**Task directions**. Check each line of the records below and collect those holding "volume".
<<<<
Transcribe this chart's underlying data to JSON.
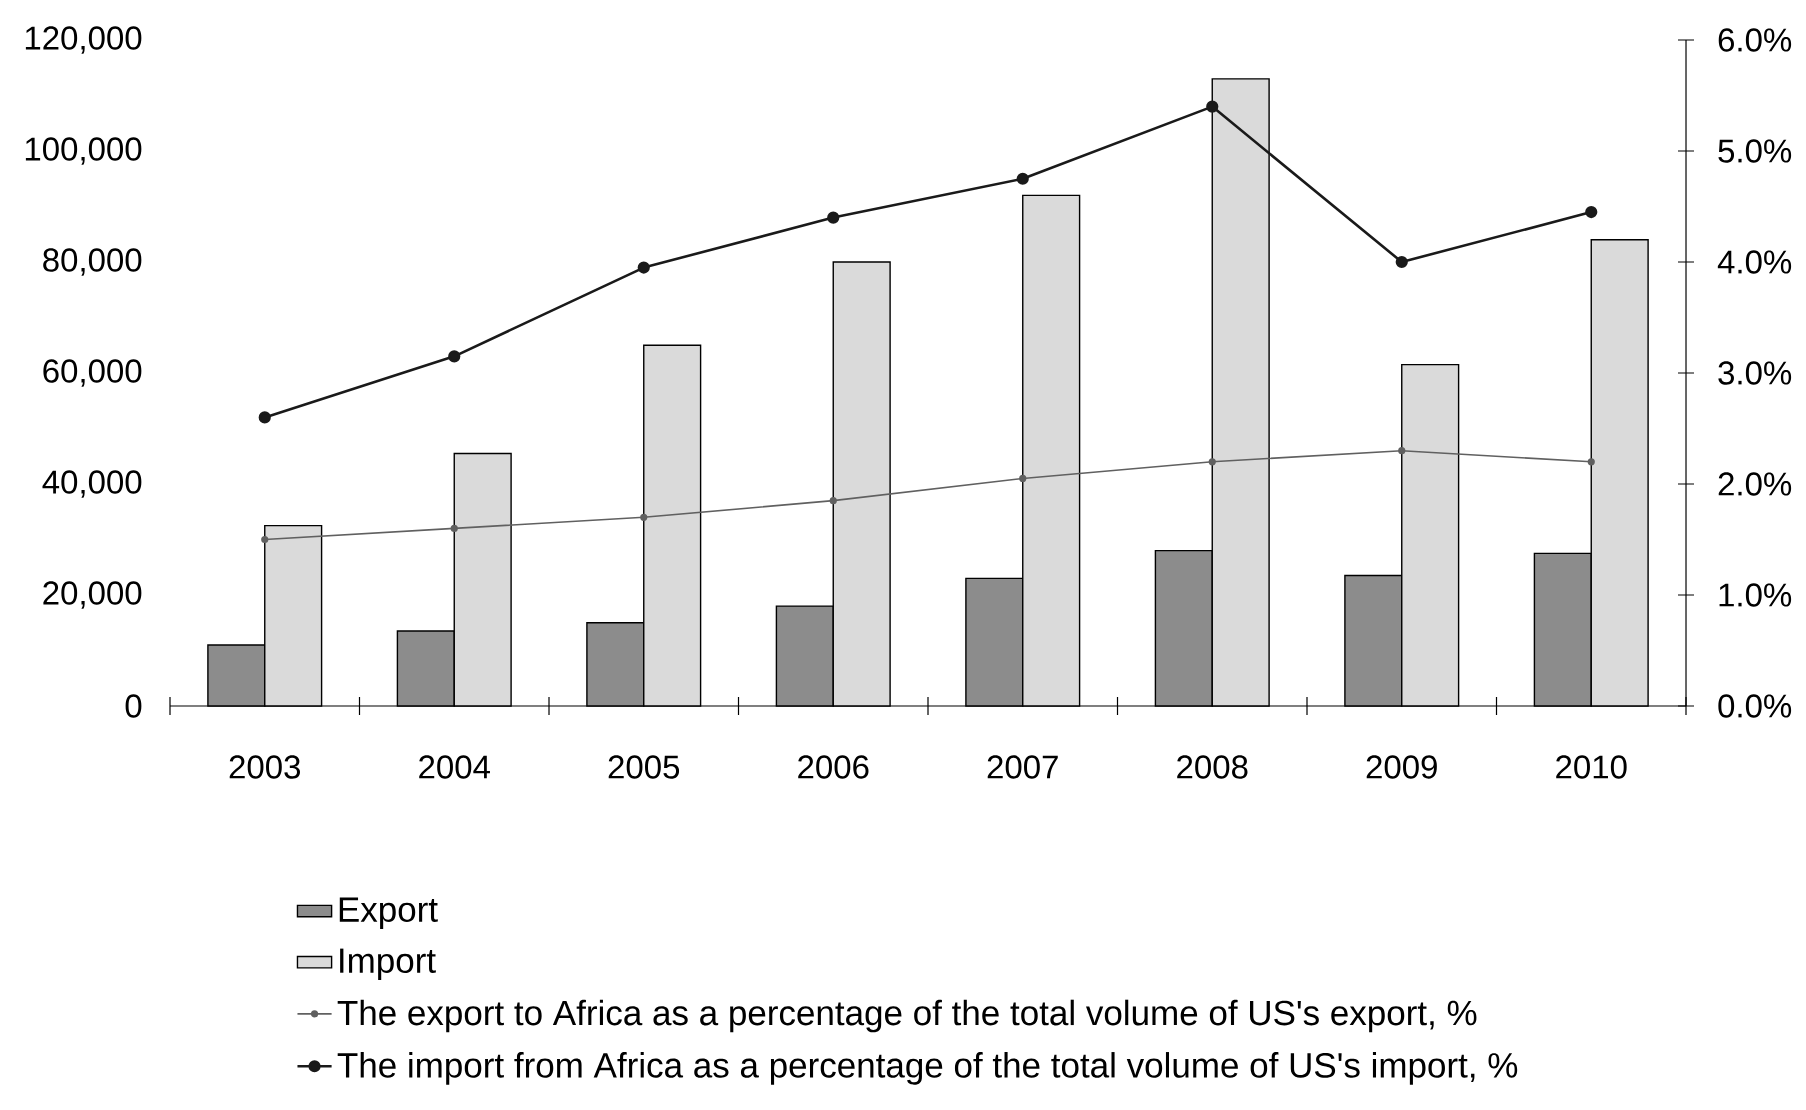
{
  "chart_data": {
    "type": "bar",
    "categories": [
      "2003",
      "2004",
      "2005",
      "2006",
      "2007",
      "2008",
      "2009",
      "2010"
    ],
    "series": [
      {
        "name": "Export",
        "color": "#8c8c8c",
        "values": [
          11000,
          13500,
          15000,
          18000,
          23000,
          28000,
          23500,
          27500
        ]
      },
      {
        "name": "Import",
        "color": "#dadada",
        "values": [
          32500,
          45500,
          65000,
          80000,
          92000,
          113000,
          61500,
          84000
        ]
      },
      {
        "name": "The export to Africa as a percentage of the total volume of US's export, %",
        "type": "line",
        "axis": "y2",
        "color": "#606060",
        "values": [
          1.5,
          1.6,
          1.7,
          1.85,
          2.05,
          2.2,
          2.3,
          2.2
        ]
      },
      {
        "name": "The import from Africa as a percentage of the total volume of US's import, %",
        "type": "line",
        "axis": "y2",
        "color": "#1a1a1a",
        "values": [
          2.6,
          3.15,
          3.95,
          4.4,
          4.75,
          5.4,
          4.0,
          4.45
        ]
      }
    ],
    "ylim": [
      0,
      120000
    ],
    "yticks": [
      0,
      {
        "value": 20000,
        "label": "20,000"
      },
      {
        "value": 40000,
        "label": "40,000"
      },
      {
        "value": 60000,
        "label": "60,000"
      },
      {
        "value": 80000,
        "label": "80,000"
      },
      {
        "value": 100000,
        "label": "100,000"
      },
      {
        "value": 120000,
        "label": "120,000"
      }
    ],
    "y2lim": [
      0,
      6
    ],
    "y2ticks": [
      {
        "value": 0,
        "label": "0.0%"
      },
      {
        "value": 1,
        "label": "1.0%"
      },
      {
        "value": 2,
        "label": "2.0%"
      },
      {
        "value": 3,
        "label": "3.0%"
      },
      {
        "value": 4,
        "label": "4.0%"
      },
      {
        "value": 5,
        "label": "5.0%"
      },
      {
        "value": 6,
        "label": "6.0%"
      }
    ],
    "legend": "bottom",
    "marker": "circle"
  }
}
>>>>
**The result**.
        "name": "The export to Africa as a percentage of the total volume of US's export, %",
        "name": "The import from Africa as a percentage of the total volume of US's import, %",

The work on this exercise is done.